◆ **TASK PROMPT**:
Copy out each line in the material below that has the word "нужд".

Data excerpts:

* * * * * * * * *

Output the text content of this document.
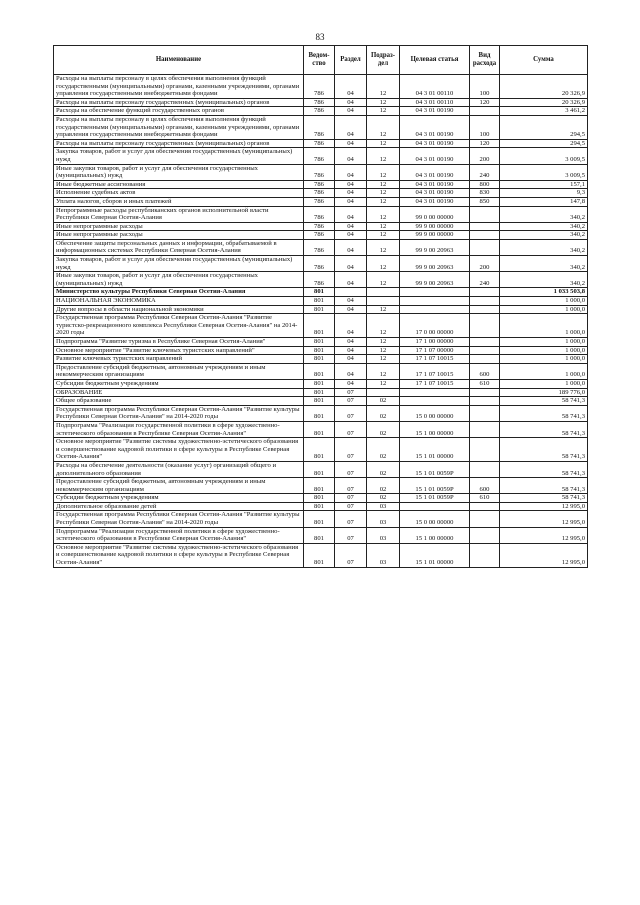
83
Наименование	Ведом-ство	Раздел	Подраз-дел	Целевая статья	Вид расхода	Сумма
Расходы на выплаты персоналу в целях обеспечения выполнения функций государственными (муниципальными) органами, казенными учреждениями, органами управления государственными внебюджетными фондами	786	04	12	04 3 01 00110	100	20 326,9
Расходы на выплаты персоналу государственных (муниципальных) органов	786	04	12	04 3 01 00110	120	20 326,9
Расходы на обеспечение функций государственных органов	786	04	12	04 3 01 00190		3 461,2
Расходы на выплаты персоналу в целях обеспечения выполнения функций государственными (муниципальными) органами, казенными учреждениями, органами управления государственными внебюджетными фондами	786	04	12	04 3 01 00190	100	294,5
Расходы на выплаты персоналу государственных (муниципальных) органов	786	04	12	04 3 01 00190	120	294,5
Закупка товаров, работ и услуг для обеспечения государственных (муниципальных) нужд	786	04	12	04 3 01 00190	200	3 009,5
Иные закупки товаров, работ и услуг для обеспечения государственных (муниципальных) нужд	786	04	12	04 3 01 00190	240	3 009,5
Иные бюджетные ассигнования	786	04	12	04 3 01 00190	800	157,1
Исполнение судебных актов	786	04	12	04 3 01 00190	830	9,3
Уплата налогов, сборов и иных платежей	786	04	12	04 3 01 00190	850	147,8
Непрограммные расходы республиканских органов исполнительной власти Республики Северная Осетия-Алания	786	04	12	99 0 00 00000		340,2
Иные непрограммные расходы	786	04	12	99 9 00 00000		340,2
Иные непрограммные расходы	786	04	12	99 9 00 00000		340,2
Обеспечение защиты персональных данных и информации, обрабатываемой в информационных системах Республики Северная Осетия-Алания	786	04	12	99 9 00 20963		340,2
Закупка товаров, работ и услуг для обеспечения государственных (муниципальных) нужд	786	04	12	99 9 00 20963	200	340,2
Иные закупки товаров, работ и услуг для обеспечения государственных (муниципальных) нужд	786	04	12	99 9 00 20963	240	340,2
Министерство культуры Республики Северная Осетия-Алания	801					1 033 503,8
НАЦИОНАЛЬНАЯ ЭКОНОМИКА	801	04				1 000,0
Другие вопросы в области национальной экономики	801	04	12			1 000,0
Государственная программа Республики Северная Осетия-Алания "Развитие туристско-рекреационного комплекса Республики Северная Осетия-Алания" на 2014-2020 годы	801	04	12	17 0 00 00000		1 000,0
Подпрограмма "Развитие туризма в Республике Северная Осетия-Алания"	801	04	12	17 1 00 00000		1 000,0
Основное мероприятие "Развитие ключевых туристских направлений"	801	04	12	17 1 07 00000		1 000,0
Развитие ключевых туристских направлений	801	04	12	17 1 07 10015		1 000,0
Предоставление субсидий бюджетным, автономным учреждениям и иным некоммерческим организациям	801	04	12	17 1 07 10015	600	1 000,0
Субсидии бюджетным учреждениям	801	04	12	17 1 07 10015	610	1 000,0
ОБРАЗОВАНИЕ	801	07				189 776,0
Общее образование	801	07	02			58 741,3
Государственная программа Республики Северная Осетия-Алания "Развитие культуры Республики Северная Осетия-Алания" на 2014-2020 годы	801	07	02	15 0 00 00000		58 741,3
Подпрограмма "Реализация государственной политики в сфере художественно-эстетического образования в Республике Северная Осетия-Алания"	801	07	02	15 1 00 00000		58 741,3
Основное мероприятие "Развитие системы художественно-эстетического образования и совершенствование кадровой политики в сфере культуры в Республике Северная Осетия-Алания"	801	07	02	15 1 01 00000		58 741,3
Расходы на обеспечение деятельности (оказание услуг) организаций общего и дополнительного образования	801	07	02	15 1 01 0059P		58 741,3
Предоставление субсидий бюджетным, автономным учреждениям и иным некоммерческим организациям	801	07	02	15 1 01 0059P	600	58 741,3
Субсидии бюджетным учреждениям	801	07	02	15 1 01 0059P	610	58 741,3
Дополнительное образование детей	801	07	03			12 995,0
Государственная программа Республики Северная Осетия-Алания "Развитие культуры Республики Северная Осетия-Алания" на 2014-2020 годы	801	07	03	15 0 00 00000		12 995,0
Подпрограмма "Реализация государственной политики в сфере художественно-эстетического образования в Республике Северная Осетия-Алания"	801	07	03	15 1 00 00000		12 995,0
Основное мероприятие "Развитие системы художественно-эстетического образования и совершенствование кадровой политики в сфере культуры в Республике Северная Осетия-Алания"	801	07	03	15 1 01 00000		12 995,0
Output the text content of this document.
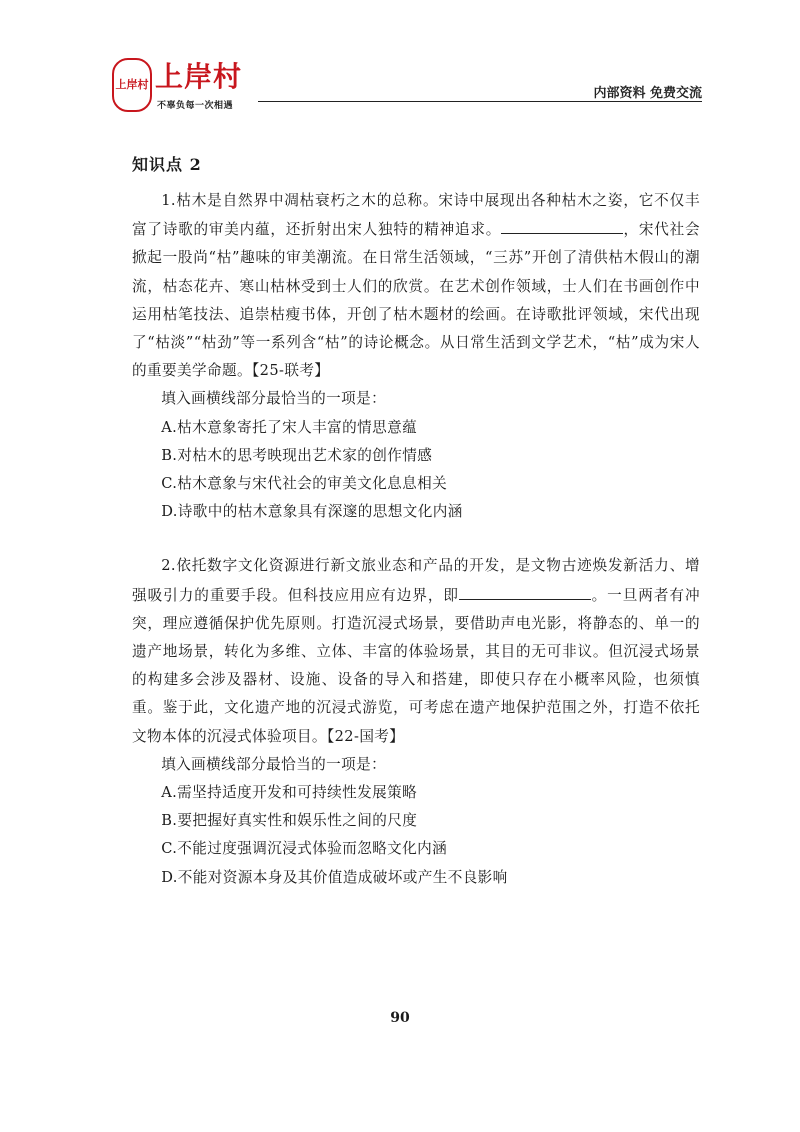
上岸村 上岸村
不辜负每一次相遇
内部资料 免费交流
知识点 2

1.枯木是自然界中凋枯衰朽之木的总称。宋诗中展现出各种枯木之姿，它不仅丰富了诗歌的审美内蕴，还折射出宋人独特的精神追求。	，宋代社会掀起一股尚“枯”趣味的审美潮流。在日常生活领域，“三苏”开创了清供枯木假山的潮流，枯态花卉、寒山枯林受到士人们的欣赏。在艺术创作领域，士人们在书画创作中运用枯笔技法、追崇枯瘦书体，开创了枯木题材的绘画。在诗歌批评领域，宋代出现了“枯淡”“枯劲”等一系列含“枯”的诗论概念。从日常生活到文学艺术，“枯”成为宋人的重要美学命题。【25-联考】

填入画横线部分最恰当的一项是：

A.枯木意象寄托了宋人丰富的情思意蕴

B.对枯木的思考映现出艺术家的创作情感

C.枯木意象与宋代社会的审美文化息息相关

D.诗歌中的枯木意象具有深邃的思想文化内涵

2.依托数字文化资源进行新文旅业态和产品的开发，是文物古迹焕发新活力、增强吸引力的重要手段。但科技应用应有边界，即	。一旦两者有冲突，理应遵循保护优先原则。打造沉浸式场景，要借助声电光影，将静态的、单一的遗产地场景，转化为多维、立体、丰富的体验场景，其目的无可非议。但沉浸式场景的构建多会涉及器材、设施、设备的导入和搭建，即使只存在小概率风险，也须慎重。鉴于此，文化遗产地的沉浸式游览，可考虑在遗产地保护范围之外，打造不依托文物本体的沉浸式体验项目。【22-国考】

填入画横线部分最恰当的一项是：

A.需坚持适度开发和可持续性发展策略

B.要把握好真实性和娱乐性之间的尺度

C.不能过度强调沉浸式体验而忽略文化内涵

D.不能对资源本身及其价值造成破坏或产生不良影响

90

* * * * * * * * *

◆ **WRITTEN RESPONSE**:
Закупка товаров, работ и услуг для обеспечения государственных (муниципальных) нужд	786	04	12	04 3 01 00190	200	3 009,5
Иные закупки товаров, работ и услуг для обеспечения государственных (муниципальных) нужд	786	04	12	04 3 01 00190	240	3 009,5
Закупка товаров, работ и услуг для обеспечения государственных (муниципальных) нужд	786	04	12	99 9 00 20963	200	340,2
Иные закупки товаров, работ и услуг для обеспечения государственных (муниципальных) нужд	786	04	12	99 9 00 20963	240	340,2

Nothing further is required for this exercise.